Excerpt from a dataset
════════
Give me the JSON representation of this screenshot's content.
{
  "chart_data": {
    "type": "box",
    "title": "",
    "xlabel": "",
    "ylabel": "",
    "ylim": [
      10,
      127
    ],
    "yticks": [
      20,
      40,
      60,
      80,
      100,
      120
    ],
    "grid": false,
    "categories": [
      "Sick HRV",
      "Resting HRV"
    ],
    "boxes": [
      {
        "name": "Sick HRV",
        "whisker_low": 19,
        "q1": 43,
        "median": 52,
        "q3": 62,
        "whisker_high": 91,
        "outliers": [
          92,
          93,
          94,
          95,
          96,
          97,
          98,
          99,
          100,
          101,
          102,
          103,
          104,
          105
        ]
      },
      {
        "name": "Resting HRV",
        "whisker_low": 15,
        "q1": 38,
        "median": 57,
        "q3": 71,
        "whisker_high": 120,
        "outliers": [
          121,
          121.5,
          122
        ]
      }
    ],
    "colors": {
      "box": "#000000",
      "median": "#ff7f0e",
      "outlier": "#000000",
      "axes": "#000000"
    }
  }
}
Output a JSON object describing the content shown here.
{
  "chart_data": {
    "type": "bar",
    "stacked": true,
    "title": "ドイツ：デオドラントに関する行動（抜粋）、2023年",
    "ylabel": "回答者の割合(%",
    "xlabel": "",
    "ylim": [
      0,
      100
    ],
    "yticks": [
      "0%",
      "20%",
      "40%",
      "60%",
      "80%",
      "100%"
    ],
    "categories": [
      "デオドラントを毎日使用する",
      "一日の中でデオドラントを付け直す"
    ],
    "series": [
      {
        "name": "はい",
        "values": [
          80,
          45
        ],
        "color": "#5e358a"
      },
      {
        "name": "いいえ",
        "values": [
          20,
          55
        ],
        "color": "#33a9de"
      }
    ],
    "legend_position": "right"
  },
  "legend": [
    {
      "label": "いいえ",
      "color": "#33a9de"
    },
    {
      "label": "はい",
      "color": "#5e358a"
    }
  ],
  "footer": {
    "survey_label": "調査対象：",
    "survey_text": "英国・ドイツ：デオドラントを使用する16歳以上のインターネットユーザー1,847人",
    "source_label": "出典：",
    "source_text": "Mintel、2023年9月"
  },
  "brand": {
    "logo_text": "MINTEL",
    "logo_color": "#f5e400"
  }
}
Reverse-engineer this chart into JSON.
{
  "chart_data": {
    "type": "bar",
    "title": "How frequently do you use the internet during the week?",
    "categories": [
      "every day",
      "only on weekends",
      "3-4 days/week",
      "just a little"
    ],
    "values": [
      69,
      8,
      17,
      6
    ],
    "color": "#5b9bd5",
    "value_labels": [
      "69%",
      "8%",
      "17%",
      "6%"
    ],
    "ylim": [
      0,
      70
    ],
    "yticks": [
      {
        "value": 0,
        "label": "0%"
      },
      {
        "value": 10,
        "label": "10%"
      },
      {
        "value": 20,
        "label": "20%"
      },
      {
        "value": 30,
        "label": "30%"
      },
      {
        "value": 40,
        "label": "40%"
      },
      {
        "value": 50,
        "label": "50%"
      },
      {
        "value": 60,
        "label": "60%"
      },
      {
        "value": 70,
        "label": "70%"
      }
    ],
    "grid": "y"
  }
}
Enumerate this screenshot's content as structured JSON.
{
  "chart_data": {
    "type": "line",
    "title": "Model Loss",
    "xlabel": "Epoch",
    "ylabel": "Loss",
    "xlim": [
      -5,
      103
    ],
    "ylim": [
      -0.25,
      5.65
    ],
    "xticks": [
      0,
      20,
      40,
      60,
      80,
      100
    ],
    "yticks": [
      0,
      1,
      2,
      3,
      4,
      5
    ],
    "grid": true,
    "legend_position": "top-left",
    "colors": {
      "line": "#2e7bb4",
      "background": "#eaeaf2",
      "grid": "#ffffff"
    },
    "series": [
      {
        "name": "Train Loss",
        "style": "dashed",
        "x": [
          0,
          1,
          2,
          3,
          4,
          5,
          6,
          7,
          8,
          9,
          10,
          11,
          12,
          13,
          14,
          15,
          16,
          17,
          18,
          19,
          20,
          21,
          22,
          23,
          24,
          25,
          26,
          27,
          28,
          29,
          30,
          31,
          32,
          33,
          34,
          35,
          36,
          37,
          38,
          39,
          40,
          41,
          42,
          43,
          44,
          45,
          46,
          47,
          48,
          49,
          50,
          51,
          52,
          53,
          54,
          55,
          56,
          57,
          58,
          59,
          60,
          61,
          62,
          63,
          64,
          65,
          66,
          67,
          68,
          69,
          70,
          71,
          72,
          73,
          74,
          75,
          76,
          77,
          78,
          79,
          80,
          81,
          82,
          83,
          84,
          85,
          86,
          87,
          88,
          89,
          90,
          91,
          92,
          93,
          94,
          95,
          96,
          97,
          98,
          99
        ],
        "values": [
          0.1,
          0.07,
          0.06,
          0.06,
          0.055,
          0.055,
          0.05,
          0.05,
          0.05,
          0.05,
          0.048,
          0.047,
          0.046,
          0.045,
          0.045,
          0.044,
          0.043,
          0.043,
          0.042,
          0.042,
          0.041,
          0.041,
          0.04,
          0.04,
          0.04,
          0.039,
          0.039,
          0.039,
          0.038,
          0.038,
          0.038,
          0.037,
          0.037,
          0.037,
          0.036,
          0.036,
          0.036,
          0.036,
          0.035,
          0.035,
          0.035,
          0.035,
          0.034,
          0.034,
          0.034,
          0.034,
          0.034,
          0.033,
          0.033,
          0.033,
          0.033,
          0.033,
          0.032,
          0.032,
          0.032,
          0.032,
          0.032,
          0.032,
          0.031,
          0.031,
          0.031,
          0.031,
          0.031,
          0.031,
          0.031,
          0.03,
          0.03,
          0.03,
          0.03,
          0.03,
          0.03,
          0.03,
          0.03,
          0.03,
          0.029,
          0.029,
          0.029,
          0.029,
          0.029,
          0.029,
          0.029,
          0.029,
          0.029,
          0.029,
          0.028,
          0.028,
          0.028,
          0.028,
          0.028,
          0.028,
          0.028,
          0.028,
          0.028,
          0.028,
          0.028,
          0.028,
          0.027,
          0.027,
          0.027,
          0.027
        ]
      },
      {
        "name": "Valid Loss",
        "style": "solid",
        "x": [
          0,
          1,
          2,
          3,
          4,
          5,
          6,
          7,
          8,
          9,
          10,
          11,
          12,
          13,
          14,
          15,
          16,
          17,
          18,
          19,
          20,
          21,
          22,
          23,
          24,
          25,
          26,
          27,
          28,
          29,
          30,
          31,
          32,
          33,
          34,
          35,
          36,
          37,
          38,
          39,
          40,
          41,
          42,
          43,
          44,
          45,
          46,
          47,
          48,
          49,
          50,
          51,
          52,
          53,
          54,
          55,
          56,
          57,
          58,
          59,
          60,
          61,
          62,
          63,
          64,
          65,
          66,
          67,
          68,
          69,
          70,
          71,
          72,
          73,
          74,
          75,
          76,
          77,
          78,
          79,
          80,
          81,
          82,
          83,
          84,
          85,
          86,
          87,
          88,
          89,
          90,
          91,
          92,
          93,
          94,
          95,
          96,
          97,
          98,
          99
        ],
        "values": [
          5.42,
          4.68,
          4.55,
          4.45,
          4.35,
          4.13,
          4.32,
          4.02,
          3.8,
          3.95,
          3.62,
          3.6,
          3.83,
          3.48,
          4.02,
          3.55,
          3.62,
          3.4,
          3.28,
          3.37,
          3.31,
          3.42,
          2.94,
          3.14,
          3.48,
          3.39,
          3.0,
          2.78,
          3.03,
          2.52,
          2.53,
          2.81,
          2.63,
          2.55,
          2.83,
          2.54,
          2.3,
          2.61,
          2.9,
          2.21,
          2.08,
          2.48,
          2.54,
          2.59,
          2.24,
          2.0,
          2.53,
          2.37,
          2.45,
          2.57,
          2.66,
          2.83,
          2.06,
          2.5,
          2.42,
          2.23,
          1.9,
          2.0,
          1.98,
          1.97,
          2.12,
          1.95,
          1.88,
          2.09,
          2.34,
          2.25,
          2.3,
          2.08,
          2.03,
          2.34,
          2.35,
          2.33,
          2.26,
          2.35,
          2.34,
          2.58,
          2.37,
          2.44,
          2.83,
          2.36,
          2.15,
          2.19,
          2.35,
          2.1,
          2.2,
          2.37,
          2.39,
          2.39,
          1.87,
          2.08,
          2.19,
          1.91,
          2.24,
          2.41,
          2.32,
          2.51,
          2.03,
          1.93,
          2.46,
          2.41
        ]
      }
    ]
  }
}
════════
> **GOAL**: In the listing, find all lines with the string "JSON" and copy them.

> **RESULT FOR THIS EXERCISE**:
Give me the JSON representation of this screenshot's content.
Output a JSON object describing the content shown here.
Reverse-engineer this chart into JSON.
Enumerate this screenshot's content as structured JSON.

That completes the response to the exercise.